Requirement A =
Reproduce the goose parvovirus article header word for word, between "Jun-Ting Liu; Yan-Hui" and "2023 Jan 15.", inclusive.
Requirement B =
Carry on the goose parvovirus article header from its final line.

Passage to read =
################

Rapid and visual detection of an isolated and identified goose parvovirus (GPV) strain by a loop-mediated isothermal amplification assay

Jun-Ting Liu; Yan-Hui Chen; Yi-Feng Pei; Qian Yu; Ruth Afumba; Hao Dong

doi:10.30466/vrf.2021.540351.3246

Rapid and visual detection of an isolated and identified goose parvovirus (GPV) strain by a loop-mediated isothermal amplification assay

Vet Res Forum. 2023;14(1):7-12. doi: 10.30466/vrf.2021.540351.3246. Epub 2023 Jan 15.

Authors

Jun-Ting Liu¹, Yan-Hui Chen¹, Yi-Feng Pei¹, Qian Yu¹, Ruth Afumba¹, Hao Dong^{1

2}

Affiliations

¹ Department of Microbiology, Faculty of Life Sciences, Jilin Agricultural University, Changchun, China.
² Engineering Research Center of Bioreactor and Pharmaceutical Development, Jilin Agricultural University, Changchun, China.

################

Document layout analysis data
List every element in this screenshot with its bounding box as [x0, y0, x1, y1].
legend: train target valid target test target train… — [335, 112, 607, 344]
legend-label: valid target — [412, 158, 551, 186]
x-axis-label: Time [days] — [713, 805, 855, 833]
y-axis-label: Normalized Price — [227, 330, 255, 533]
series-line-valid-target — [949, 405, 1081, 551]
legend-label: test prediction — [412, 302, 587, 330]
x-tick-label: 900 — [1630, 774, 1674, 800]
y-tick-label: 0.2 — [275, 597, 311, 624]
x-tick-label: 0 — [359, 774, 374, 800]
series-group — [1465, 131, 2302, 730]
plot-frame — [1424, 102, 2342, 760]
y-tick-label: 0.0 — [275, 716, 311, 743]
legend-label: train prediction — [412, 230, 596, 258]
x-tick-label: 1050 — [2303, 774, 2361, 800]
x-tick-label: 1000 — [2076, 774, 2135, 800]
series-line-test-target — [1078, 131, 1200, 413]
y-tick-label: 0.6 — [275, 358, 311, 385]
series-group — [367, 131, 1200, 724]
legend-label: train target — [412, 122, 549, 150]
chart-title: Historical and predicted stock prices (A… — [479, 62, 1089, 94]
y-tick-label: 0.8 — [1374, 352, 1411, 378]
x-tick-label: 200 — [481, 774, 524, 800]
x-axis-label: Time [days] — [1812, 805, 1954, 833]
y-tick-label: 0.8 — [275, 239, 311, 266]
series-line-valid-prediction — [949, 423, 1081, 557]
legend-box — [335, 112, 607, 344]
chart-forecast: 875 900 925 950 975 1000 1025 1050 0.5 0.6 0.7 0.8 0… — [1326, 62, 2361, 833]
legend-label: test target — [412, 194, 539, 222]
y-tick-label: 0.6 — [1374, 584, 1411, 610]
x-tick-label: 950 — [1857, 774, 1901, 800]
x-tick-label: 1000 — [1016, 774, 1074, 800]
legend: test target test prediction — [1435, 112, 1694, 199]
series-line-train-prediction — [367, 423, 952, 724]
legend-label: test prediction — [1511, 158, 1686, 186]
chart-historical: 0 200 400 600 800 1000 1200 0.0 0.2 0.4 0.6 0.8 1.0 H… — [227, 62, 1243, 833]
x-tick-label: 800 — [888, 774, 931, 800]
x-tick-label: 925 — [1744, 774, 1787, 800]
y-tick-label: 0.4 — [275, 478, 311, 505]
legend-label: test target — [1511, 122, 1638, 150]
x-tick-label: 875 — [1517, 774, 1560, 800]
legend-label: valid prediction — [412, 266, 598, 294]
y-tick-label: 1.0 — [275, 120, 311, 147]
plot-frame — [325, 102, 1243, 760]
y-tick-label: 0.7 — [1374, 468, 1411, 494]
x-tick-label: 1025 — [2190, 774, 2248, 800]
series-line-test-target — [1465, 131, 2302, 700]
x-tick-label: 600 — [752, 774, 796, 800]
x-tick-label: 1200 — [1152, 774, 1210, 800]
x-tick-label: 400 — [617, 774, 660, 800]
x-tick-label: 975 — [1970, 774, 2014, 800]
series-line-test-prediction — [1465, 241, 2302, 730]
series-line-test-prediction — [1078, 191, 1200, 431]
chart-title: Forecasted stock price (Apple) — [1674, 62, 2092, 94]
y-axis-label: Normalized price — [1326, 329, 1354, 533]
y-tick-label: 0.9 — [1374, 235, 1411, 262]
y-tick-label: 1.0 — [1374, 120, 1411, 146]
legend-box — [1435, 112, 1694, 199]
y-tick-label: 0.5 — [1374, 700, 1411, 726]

################

Answer box A =
Jun-Ting Liu; Yan-Hui Chen; Yi-Feng Pei; Qian Yu; Ruth Afumba; Hao Dong

doi:10.30466/vrf.2021.540351.3246

Rapid and visual detection of an isolated and identified goose parvovirus (GPV) strain by a loop-mediated isothermal amplification assay

Vet Res Forum. 2023;14(1):7-12. doi: 10.30466/vrf.2021.540351.3246. Epub 2023 Jan 15.

Answer box B =
Abstract

Gosling plague caused by goose parvovirus (GPV), a highly infectious septic disease with high mortality, has caused substantial loss in the waterfowl industry. A method for the rapid detection of GPV is needed. In this study, we isolated the virus strain of GPV in May 2020 and applied it to the loop-mediated isothermal amplification (LAMP) assay. We designed five sets of primers for the goose parvovirus VP3 gene by LAMP. The GV-1 primer set was selected to detect GPV sensitively and rapidly. LAMP was more sensitive compared to PCR. In addition, the LAMP method could complete detection within 60 min which was faster than the PCR assay. The LAMP provided a convenient and effective experimental method for detection of GPV for inspection and quarantine departments and health care units in China, and it is expected to become a simple and routine detection method, especially suitable for goose farms.

Keywords: Goose parvovirus; Gosling plague; Loop-mediated isothermal amplification.